┏━━
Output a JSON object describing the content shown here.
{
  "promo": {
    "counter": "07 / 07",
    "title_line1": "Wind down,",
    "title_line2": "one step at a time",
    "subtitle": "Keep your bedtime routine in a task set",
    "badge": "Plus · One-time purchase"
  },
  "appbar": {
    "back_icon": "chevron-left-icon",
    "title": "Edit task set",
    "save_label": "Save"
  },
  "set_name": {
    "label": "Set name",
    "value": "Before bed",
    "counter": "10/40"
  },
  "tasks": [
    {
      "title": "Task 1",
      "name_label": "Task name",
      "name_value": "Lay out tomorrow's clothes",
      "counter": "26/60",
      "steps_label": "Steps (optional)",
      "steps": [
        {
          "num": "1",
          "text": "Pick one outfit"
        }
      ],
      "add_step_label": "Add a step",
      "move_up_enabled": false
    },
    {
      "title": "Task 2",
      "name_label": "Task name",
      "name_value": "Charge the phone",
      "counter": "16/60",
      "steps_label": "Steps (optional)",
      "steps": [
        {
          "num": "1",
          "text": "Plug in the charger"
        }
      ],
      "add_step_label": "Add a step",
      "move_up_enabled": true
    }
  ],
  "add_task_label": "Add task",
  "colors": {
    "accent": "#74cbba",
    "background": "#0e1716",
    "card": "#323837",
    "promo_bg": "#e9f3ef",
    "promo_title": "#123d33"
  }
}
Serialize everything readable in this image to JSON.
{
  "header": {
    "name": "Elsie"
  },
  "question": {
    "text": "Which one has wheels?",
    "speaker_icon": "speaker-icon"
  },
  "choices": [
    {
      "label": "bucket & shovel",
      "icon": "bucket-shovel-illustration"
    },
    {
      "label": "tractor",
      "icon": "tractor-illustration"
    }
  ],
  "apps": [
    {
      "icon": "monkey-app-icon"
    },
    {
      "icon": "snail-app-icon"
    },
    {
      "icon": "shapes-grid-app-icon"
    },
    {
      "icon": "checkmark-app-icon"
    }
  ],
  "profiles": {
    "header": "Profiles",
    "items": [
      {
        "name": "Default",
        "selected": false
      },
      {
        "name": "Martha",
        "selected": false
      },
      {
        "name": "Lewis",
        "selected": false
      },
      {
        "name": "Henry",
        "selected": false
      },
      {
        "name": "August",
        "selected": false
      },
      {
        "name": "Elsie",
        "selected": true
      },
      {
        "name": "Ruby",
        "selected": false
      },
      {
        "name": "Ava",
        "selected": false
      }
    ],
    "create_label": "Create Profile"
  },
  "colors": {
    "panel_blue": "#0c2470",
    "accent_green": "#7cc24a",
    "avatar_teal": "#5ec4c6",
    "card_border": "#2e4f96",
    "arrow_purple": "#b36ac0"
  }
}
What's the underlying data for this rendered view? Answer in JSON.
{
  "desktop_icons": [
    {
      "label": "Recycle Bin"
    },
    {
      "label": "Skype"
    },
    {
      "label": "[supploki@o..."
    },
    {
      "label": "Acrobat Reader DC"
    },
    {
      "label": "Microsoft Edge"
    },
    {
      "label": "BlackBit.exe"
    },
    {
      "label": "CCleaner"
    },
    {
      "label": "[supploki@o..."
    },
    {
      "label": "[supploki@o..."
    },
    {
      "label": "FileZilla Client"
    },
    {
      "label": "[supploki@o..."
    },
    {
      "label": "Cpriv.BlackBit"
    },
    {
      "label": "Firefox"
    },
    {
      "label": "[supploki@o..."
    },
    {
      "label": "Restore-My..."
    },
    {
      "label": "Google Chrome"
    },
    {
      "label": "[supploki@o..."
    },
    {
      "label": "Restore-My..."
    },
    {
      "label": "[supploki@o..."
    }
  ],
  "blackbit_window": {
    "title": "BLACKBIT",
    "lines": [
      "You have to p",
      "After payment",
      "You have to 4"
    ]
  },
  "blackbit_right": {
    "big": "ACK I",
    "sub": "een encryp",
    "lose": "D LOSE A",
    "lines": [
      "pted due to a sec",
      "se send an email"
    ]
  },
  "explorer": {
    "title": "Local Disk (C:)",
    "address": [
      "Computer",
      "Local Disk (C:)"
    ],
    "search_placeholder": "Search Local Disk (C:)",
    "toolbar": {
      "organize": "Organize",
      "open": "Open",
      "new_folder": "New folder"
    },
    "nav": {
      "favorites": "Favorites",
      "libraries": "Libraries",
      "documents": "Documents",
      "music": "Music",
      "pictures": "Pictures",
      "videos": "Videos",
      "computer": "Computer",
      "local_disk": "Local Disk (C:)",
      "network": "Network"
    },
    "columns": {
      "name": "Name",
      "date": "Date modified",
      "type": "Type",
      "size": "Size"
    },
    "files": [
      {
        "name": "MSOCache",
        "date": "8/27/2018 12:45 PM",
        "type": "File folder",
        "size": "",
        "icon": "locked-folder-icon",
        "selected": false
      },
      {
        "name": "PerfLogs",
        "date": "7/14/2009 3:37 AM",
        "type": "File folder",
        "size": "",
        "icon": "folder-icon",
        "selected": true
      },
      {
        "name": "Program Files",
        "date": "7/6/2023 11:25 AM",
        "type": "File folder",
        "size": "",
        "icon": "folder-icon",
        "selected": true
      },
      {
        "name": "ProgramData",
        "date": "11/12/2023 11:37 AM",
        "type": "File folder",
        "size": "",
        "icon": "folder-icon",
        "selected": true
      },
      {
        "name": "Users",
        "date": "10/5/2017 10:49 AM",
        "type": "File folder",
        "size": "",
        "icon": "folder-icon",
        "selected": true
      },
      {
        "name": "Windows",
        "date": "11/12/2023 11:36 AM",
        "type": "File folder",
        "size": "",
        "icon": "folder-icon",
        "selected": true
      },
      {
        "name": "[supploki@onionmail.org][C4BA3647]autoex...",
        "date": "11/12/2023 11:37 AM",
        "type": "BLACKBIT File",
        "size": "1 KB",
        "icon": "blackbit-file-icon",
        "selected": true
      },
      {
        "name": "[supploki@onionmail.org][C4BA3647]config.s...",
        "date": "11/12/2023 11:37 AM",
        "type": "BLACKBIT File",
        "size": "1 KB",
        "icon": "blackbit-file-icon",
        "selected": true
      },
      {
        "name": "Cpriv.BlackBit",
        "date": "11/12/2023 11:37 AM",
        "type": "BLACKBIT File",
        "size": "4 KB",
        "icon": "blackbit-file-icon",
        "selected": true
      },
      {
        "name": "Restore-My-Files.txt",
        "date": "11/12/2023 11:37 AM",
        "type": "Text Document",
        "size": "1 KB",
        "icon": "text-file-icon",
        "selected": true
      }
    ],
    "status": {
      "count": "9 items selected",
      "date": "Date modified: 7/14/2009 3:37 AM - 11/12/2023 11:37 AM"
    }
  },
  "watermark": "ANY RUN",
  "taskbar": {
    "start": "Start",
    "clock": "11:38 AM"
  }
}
┗━━
_Task to carry out_. Copy out each line of the material that holds the word "Local".

_Answer in full_.
    "title": "Local Disk (C:)",
      "Local Disk (C:)"
    "search_placeholder": "Search Local Disk (C:)",
      "local_disk": "Local Disk (C:)",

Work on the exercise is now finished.